Your instructions
Within the listing below, locate all lines containing the word "film". Copy each one.

============

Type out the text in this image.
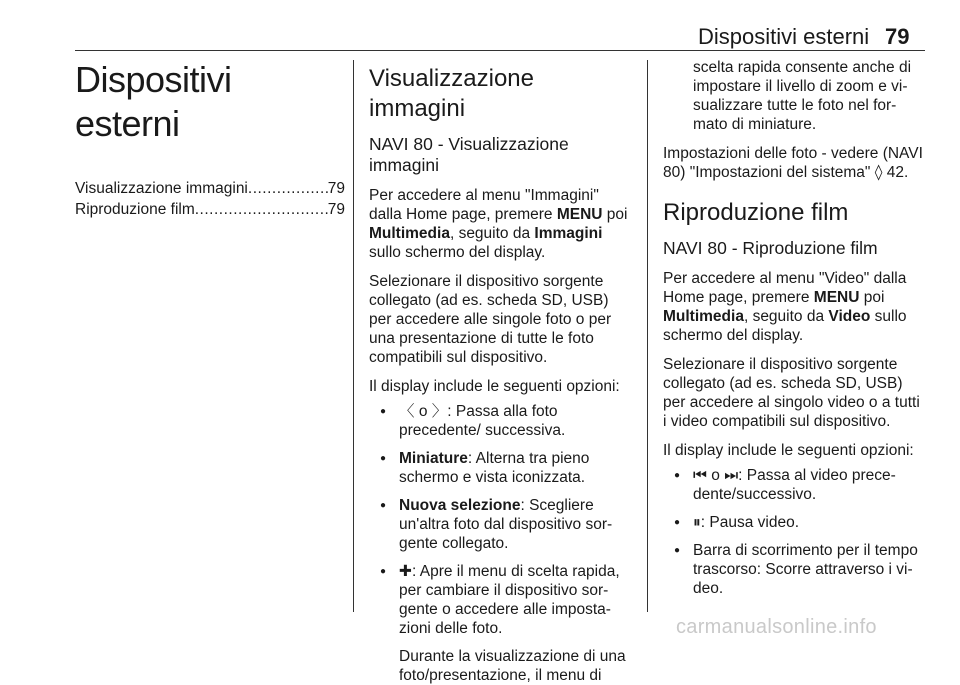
Dispositivi esterni 79
Dispositivi esterni
Visualizzazione immagini .....	79
Riproduzione film .....	79
Visualizzazione immagini
NAVI 80 - Visualizzazione immagini

Per accedere al menu "Immagini" dalla Home page, premere MENU poi Multimedia, seguito da Immagini sullo schermo del display.

Selezionare il dispositivo sorgente collegato (ad es. scheda SD, USB) per accedere alle singole foto o per una presentazione di tutte le foto compatibili sul dispositivo.

Il display include le seguenti opzioni:

● 〈 o 〉: Passa alla foto precedente/ successiva.
● Miniature: Alterna tra pieno schermo e vista iconizzata.
● Nuova selezione: Scegliere un'altra foto dal dispositivo sor- gente collegato.
● ✚: Apre il menu di scelta rapida, per cambiare il dispositivo sor- gente o accedere alle imposta- zioni delle foto.

Durante la visualizzazione di una foto/presentazione, il menu di

scelta rapida consente anche di impostare il livello di zoom e vi- sualizzare tutte le foto nel for- mato di miniature.

Impostazioni delle foto - vedere (NAVI 80) "Impostazioni del sistema" ◊ 42.

Riproduzione film
NAVI 80 - Riproduzione film

Per accedere al menu "Video" dalla Home page, premere MENU poi Multimedia, seguito da Video sullo schermo del display.

Selezionare il dispositivo sorgente collegato (ad es. scheda SD, USB) per accedere al singolo video o a tutti i video compatibili sul dispositivo.

Il display include le seguenti opzioni:

● ⏮ o ⏭: Passa al video prece- dente/successivo.
● ⏸: Pausa video.
● Barra di scorrimento per il tempo trascorso: Scorre attraverso i vi- deo.
carmanualsonline.info
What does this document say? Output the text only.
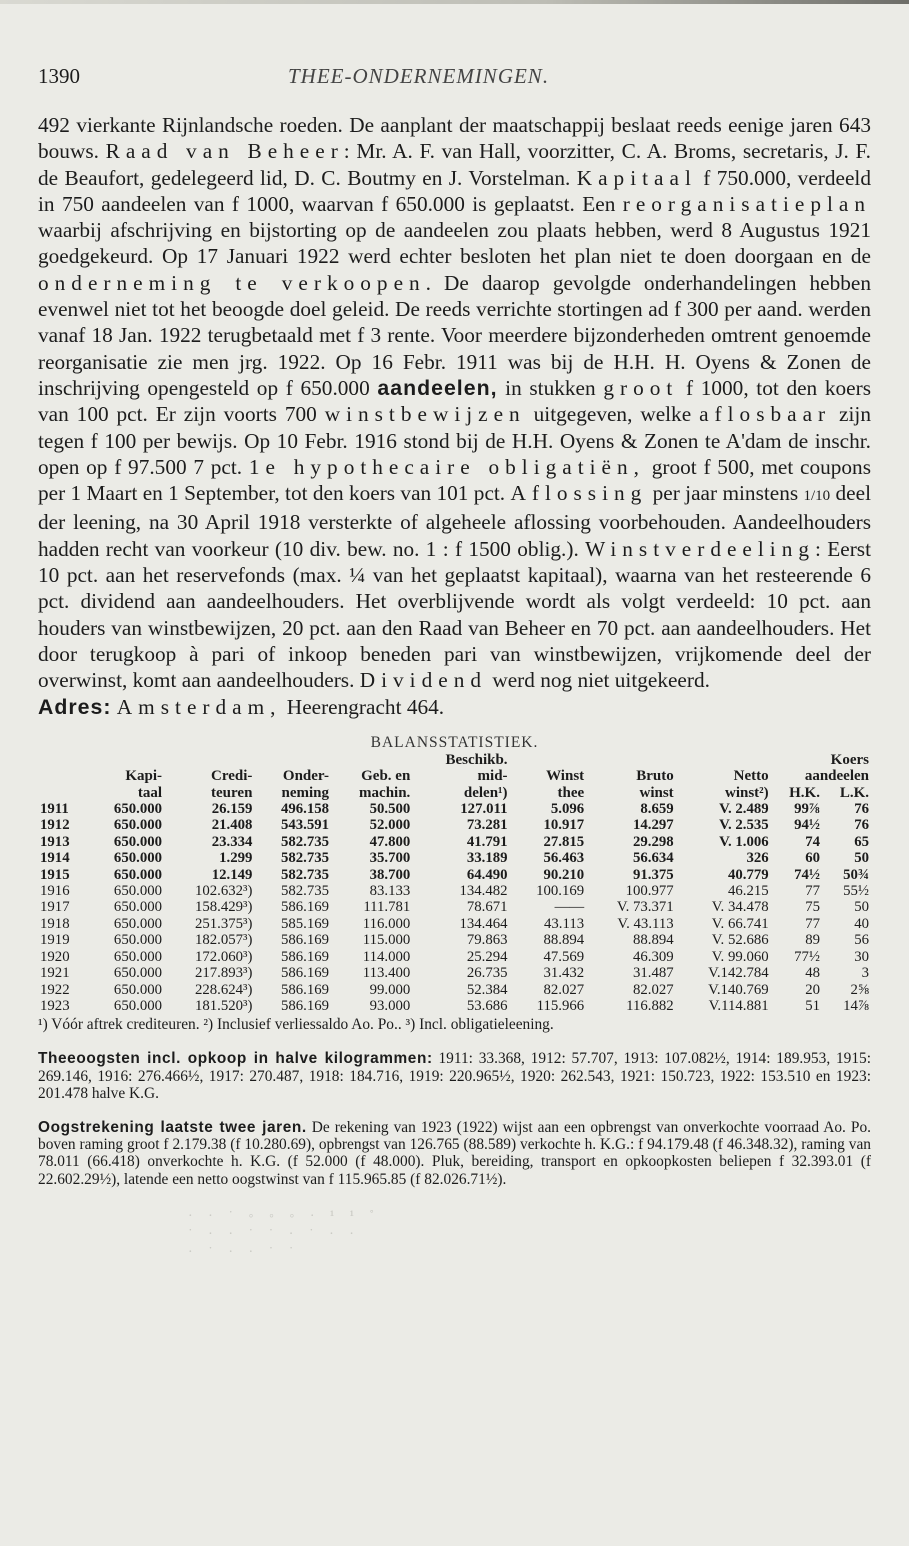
1390	THEE-ONDERNEMINGEN.

492 vierkante Rijnlandsche roeden. De aanplant der maatschappij beslaat reeds eenige jaren 643 bouws. Raad van Beheer: Mr. A. F. van Hall, voorzitter, C. A. Broms, secretaris, J. F. de Beaufort, gedelegeerd lid, D. C. Boutmy en J. Vorstelman. Kapitaal f 750.000, verdeeld in 750 aandeelen van f 1000, waarvan f 650.000 is geplaatst. Een reorganisatieplan waarbij afschrijving en bijstorting op de aandeelen zou plaats hebben, werd 8 Augustus 1921 goedgekeurd. Op 17 Januari 1922 werd echter besloten het plan niet te doen doorgaan en de onderneming te verkoopen. De daarop gevolgde onderhandelingen hebben evenwel niet tot het beoogde doel geleid. De reeds verrichte stortingen ad f 300 per aand. werden vanaf 18 Jan. 1922 terugbetaald met f 3 rente. Voor meerdere bijzonderheden omtrent genoemde reorganisatie zie men jrg. 1922. Op 16 Febr. 1911 was bij de H.H. H. Oyens & Zonen de inschrijving opengesteld op f 650.000 aandeelen, in stukken groot f 1000, tot den koers van 100 pct. Er zijn voorts 700 winstbewijzen uitgegeven, welke aflosbaar zijn tegen f 100 per bewijs. Op 10 Febr. 1916 stond bij de H.H. Oyens & Zonen te A'dam de inschr. open op f 97.500 7 pct. 1e hypothecaire obligatiën, groot f 500, met coupons per 1 Maart en 1 September, tot den koers van 101 pct. Aflossing per jaar minstens 1/10 deel der leening, na 30 April 1918 versterkte of algeheele aflossing voorbehouden. Aandeelhouders hadden recht van voorkeur (10 div. bew. no. 1 : f 1500 oblig.). Winstverdeeling: Eerst 10 pct. aan het reservefonds (max. ¼ van het geplaatst kapitaal), waarna van het resteerende 6 pct. dividend aan aandeelhouders. Het overblijvende wordt als volgt verdeeld: 10 pct. aan houders van winstbewijzen, 20 pct. aan den Raad van Beheer en 70 pct. aan aandeelhouders. Het door terugkoop à pari of inkoop beneden pari van winstbewijzen, vrijkomende deel der overwinst, komt aan aandeelhouders. Dividend werd nog niet uitgekeerd.

Adres: Amsterdam, Heerengracht 464.

BALANSSTATISTIEK.
					Beschikb.				Koers	
	Kapi-	Credi-	Onder-	Geb. en	mid-	Winst	Bruto	Netto	aandeelen	
	taal	teuren	neming	machin.	delen¹)	thee	winst	winst²)	H.K.	L.K.
1911	650.000	26.159	496.158	50.500	127.011	5.096	8.659	V. 2.489	99⅞	76
1912	650.000	21.408	543.591	52.000	73.281	10.917	14.297	V. 2.535	94½	76
1913	650.000	23.334	582.735	47.800	41.791	27.815	29.298	V. 1.006	74	65
1914	650.000	1.299	582.735	35.700	33.189	56.463	56.634	326	60	50
1915	650.000	12.149	582.735	38.700	64.490	90.210	91.375	40.779	74½	50¾
1916	650.000	102.632³)	582.735	83.133	134.482	100.169	100.977	46.215	77	55½
1917	650.000	158.429³)	586.169	111.781	78.671	——	V. 73.371	V. 34.478	75	50
1918	650.000	251.375³)	585.169	116.000	134.464	43.113	V. 43.113	V. 66.741	77	40
1919	650.000	182.057³)	586.169	115.000	79.863	88.894	88.894	V. 52.686	89	56
1920	650.000	172.060³)	586.169	114.000	25.294	47.569	46.309	V. 99.060	77½	30
1921	650.000	217.893³)	586.169	113.400	26.735	31.432	31.487	V.142.784	48	3
1922	650.000	228.624³)	586.169	99.000	52.384	82.027	82.027	V.140.769	20	2⅝
1923	650.000	181.520³)	586.169	93.000	53.686	115.966	116.882	V.114.881	51	14⅞
¹) Vóór aftrek crediteuren. ²) Inclusief verliessaldo Ao. Po.. ³) Incl. obligatieleening.
Theeoogsten incl. opkoop in halve kilogrammen: 1911: 33.368, 1912: 57.707, 1913: 107.082½, 1914: 189.953, 1915: 269.146, 1916: 276.466½, 1917: 270.487, 1918: 184.716, 1919: 220.965½, 1920: 262.543, 1921: 150.723, 1922: 153.510 en 1923: 201.478 halve K.G.
Oogstrekening laatste twee jaren. De rekening van 1923 (1922) wijst aan een opbrengst van onverkochte voorraad Ao. Po. boven raming groot f 2.179.38 (f 10.280.69), opbrengst van 126.765 (88.589) verkochte h. K.G.: f 94.179.48 (f 46.348.32), raming van 78.011 (66.418) onverkochte h. K.G. (f 52.000 (f 48.000). Pluk, bereiding, transport en opkoopkosten beliepen f 32.393.01 (f 22.602.29½), latende een netto oogstwinst van f 115.965.85 (f 82.026.71½).
· · ˙ ◦ ◦ ◦ · ¹ ¹ ˚
˙ · · ˙ ˙ · ˙ · ·
· ˙ · · ˙ ˙
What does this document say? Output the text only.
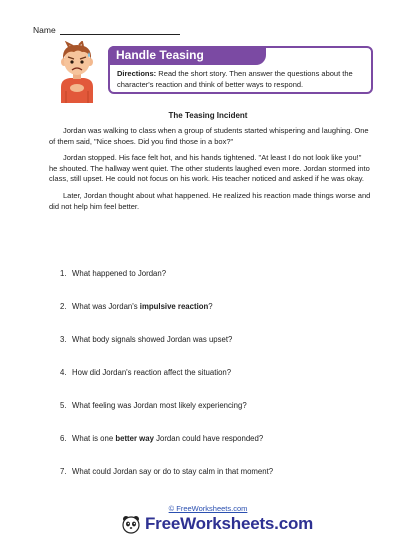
Name
Handle Teasing
Directions: Read the short story. Then answer the questions about the character's reaction and think of better ways to respond.
The Teasing Incident

Jordan was walking to class when a group of students started whispering and laughing. One of them said, "Nice shoes. Did you find those in a box?"

Jordan stopped. His face felt hot, and his hands tightened. "At least I do not look like you!" he shouted. The hallway went quiet. The other students laughed even more. Jordan stormed into class, still upset. He could not focus on his work. His teacher noticed and asked if he was okay.

Later, Jordan thought about what happened. He realized his reaction made things worse and did not help him feel better.

1. What happened to Jordan?
2. What was Jordan's impulsive reaction?
3. What body signals showed Jordan was upset?
4. How did Jordan's reaction affect the situation?
5. What feeling was Jordan most likely experiencing?
6. What is one better way Jordan could have responded?
7. What could Jordan say or do to stay calm in that moment?
© FreeWorksheets.com
FreeWorksheets.com
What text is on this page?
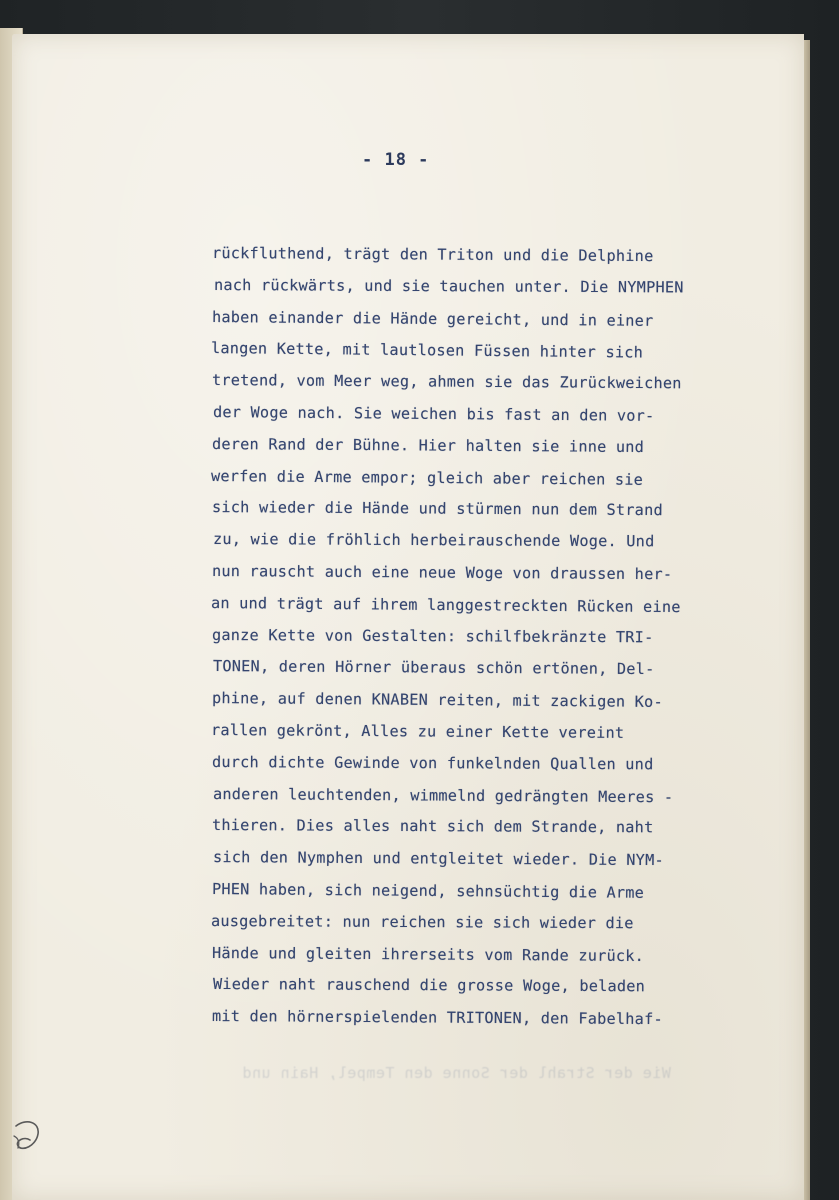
- 18 -

rückfluthend, trägt den Triton und die Delphine
nach rückwärts, und sie tauchen unter. Die NYMPHEN
haben einander die Hände gereicht, und in einer
langen Kette, mit lautlosen Füssen hinter sich
tretend, vom Meer weg, ahmen sie das Zurückweichen
der Woge nach. Sie weichen bis fast an den vor-
deren Rand der Bühne. Hier halten sie inne und
werfen die Arme empor; gleich aber reichen sie
sich wieder die Hände und stürmen nun dem Strand
zu, wie die fröhlich herbeirauschende Woge. Und
nun rauscht auch eine neue Woge von draussen her-
an und trägt auf ihrem langgestreckten Rücken eine
ganze Kette von Gestalten: schilfbekränzte TRI-
TONEN, deren Hörner überaus schön ertönen, Del-
phine, auf denen KNABEN reiten, mit zackigen Ko-
rallen gekrönt, Alles zu einer Kette vereint
durch dichte Gewinde von funkelnden Quallen und
anderen leuchtenden, wimmelnd gedrängten Meeres -
thieren. Dies alles naht sich dem Strande, naht
sich den Nymphen und entgleitet wieder. Die NYM-
PHEN haben, sich neigend, sehnsüchtig die Arme
ausgebreitet: nun reichen sie sich wieder die
Hände und gleiten ihrerseits vom Rande zurück.
Wieder naht rauschend die grosse Woge, beladen
mit den hörnerspielenden TRITONEN, den Fabelhaf-

Wie der Strahl der Sonne den Tempel, Hain und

============

Task result
Riproduzione film .....	79
Riproduzione film
NAVI 80 - Riproduzione film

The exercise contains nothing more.